# [What the task asks]
Copy out all lines of the records in which the word "JSON" appears.

# [Figure record listings]
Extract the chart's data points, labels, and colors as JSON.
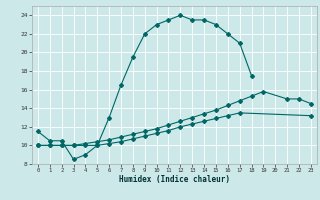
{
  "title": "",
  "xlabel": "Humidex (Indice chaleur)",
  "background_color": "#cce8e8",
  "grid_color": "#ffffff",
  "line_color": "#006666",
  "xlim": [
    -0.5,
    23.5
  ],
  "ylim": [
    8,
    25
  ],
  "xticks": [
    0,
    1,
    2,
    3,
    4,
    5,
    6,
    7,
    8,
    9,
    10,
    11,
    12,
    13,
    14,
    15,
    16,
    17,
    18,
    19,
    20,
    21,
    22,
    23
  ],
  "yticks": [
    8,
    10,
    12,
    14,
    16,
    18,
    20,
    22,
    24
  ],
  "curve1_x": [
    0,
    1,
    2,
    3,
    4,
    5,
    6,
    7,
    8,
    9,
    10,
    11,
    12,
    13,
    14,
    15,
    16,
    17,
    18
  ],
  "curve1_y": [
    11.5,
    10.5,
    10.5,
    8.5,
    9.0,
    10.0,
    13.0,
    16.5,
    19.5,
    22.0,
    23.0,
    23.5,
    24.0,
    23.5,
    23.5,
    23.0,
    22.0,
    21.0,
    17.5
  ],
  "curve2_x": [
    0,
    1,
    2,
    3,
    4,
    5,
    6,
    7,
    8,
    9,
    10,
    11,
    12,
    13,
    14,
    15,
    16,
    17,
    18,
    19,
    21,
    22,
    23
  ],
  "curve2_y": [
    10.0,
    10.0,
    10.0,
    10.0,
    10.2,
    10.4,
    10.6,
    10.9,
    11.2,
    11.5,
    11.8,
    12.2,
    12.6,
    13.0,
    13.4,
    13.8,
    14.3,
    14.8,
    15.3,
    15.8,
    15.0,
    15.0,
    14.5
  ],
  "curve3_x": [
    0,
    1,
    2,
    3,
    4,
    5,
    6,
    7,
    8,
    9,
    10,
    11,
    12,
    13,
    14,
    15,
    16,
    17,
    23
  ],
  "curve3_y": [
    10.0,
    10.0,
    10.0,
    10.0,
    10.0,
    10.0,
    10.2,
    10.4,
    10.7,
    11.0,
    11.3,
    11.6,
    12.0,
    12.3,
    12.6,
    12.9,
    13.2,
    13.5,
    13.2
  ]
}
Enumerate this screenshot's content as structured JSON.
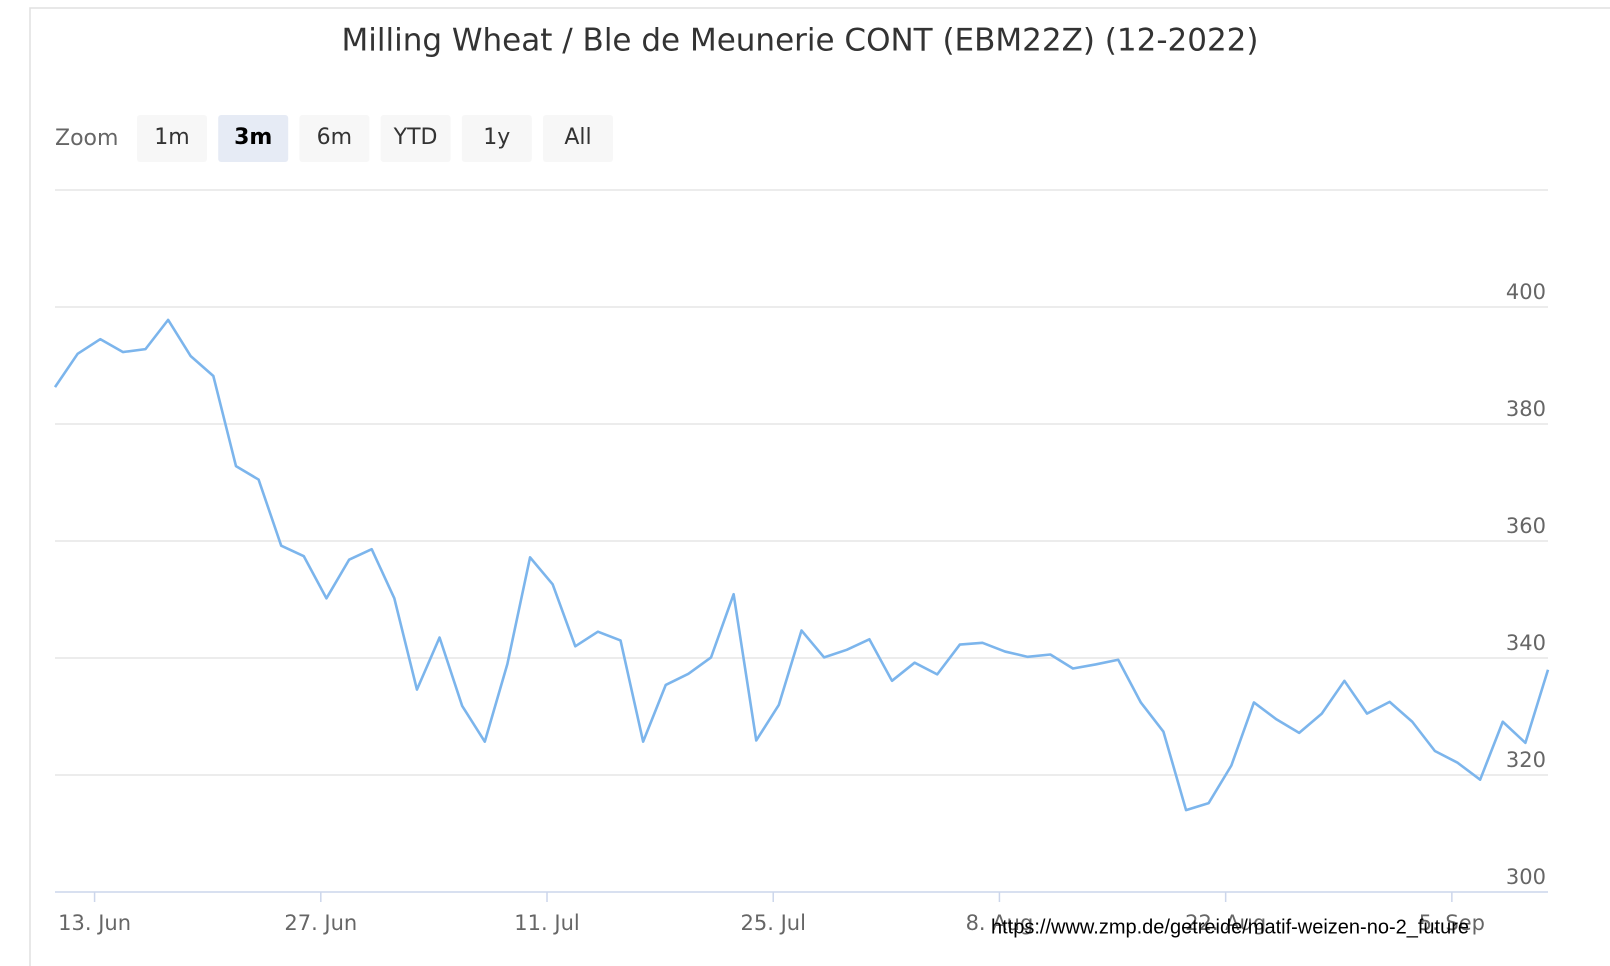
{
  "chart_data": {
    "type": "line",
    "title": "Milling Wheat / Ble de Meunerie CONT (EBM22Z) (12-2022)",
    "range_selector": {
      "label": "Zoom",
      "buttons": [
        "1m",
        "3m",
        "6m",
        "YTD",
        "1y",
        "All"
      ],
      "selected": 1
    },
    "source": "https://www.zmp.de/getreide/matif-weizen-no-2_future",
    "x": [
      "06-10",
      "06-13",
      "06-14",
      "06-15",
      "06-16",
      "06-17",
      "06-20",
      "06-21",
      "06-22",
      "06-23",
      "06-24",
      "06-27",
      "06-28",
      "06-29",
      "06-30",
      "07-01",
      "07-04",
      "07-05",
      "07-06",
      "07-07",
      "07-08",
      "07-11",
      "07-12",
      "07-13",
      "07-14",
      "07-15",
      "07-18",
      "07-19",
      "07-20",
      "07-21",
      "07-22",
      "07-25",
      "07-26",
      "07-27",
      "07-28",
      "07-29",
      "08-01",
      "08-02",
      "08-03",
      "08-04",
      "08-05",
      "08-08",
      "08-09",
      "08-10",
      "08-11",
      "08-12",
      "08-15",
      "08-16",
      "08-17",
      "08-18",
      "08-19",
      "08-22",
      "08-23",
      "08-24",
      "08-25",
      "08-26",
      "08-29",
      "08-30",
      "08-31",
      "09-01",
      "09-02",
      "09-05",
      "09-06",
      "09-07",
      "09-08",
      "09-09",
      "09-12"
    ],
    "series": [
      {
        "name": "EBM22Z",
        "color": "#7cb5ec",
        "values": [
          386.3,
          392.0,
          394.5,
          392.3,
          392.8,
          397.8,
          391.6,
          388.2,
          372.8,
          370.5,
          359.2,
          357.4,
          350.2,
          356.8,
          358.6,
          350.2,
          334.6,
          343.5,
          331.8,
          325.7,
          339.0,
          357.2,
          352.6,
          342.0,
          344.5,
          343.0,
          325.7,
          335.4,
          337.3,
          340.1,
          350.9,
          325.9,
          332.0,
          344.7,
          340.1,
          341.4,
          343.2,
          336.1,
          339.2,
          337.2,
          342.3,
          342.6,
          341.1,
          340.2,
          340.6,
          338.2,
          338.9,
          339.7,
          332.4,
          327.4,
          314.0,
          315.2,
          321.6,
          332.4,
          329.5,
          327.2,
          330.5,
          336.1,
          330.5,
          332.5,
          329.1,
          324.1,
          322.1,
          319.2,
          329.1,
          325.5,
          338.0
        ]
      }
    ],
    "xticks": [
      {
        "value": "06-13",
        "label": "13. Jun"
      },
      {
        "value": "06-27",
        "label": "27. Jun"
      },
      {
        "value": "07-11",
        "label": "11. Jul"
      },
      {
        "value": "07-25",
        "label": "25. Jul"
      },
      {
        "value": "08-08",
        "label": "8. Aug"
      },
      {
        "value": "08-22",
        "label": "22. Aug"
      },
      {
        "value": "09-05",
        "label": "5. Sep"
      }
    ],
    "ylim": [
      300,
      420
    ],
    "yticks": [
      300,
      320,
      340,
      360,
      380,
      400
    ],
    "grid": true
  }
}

# [Complete output]
Extract the chart's data points, labels, and colors as JSON.
Enumerate this screenshot's content as structured JSON.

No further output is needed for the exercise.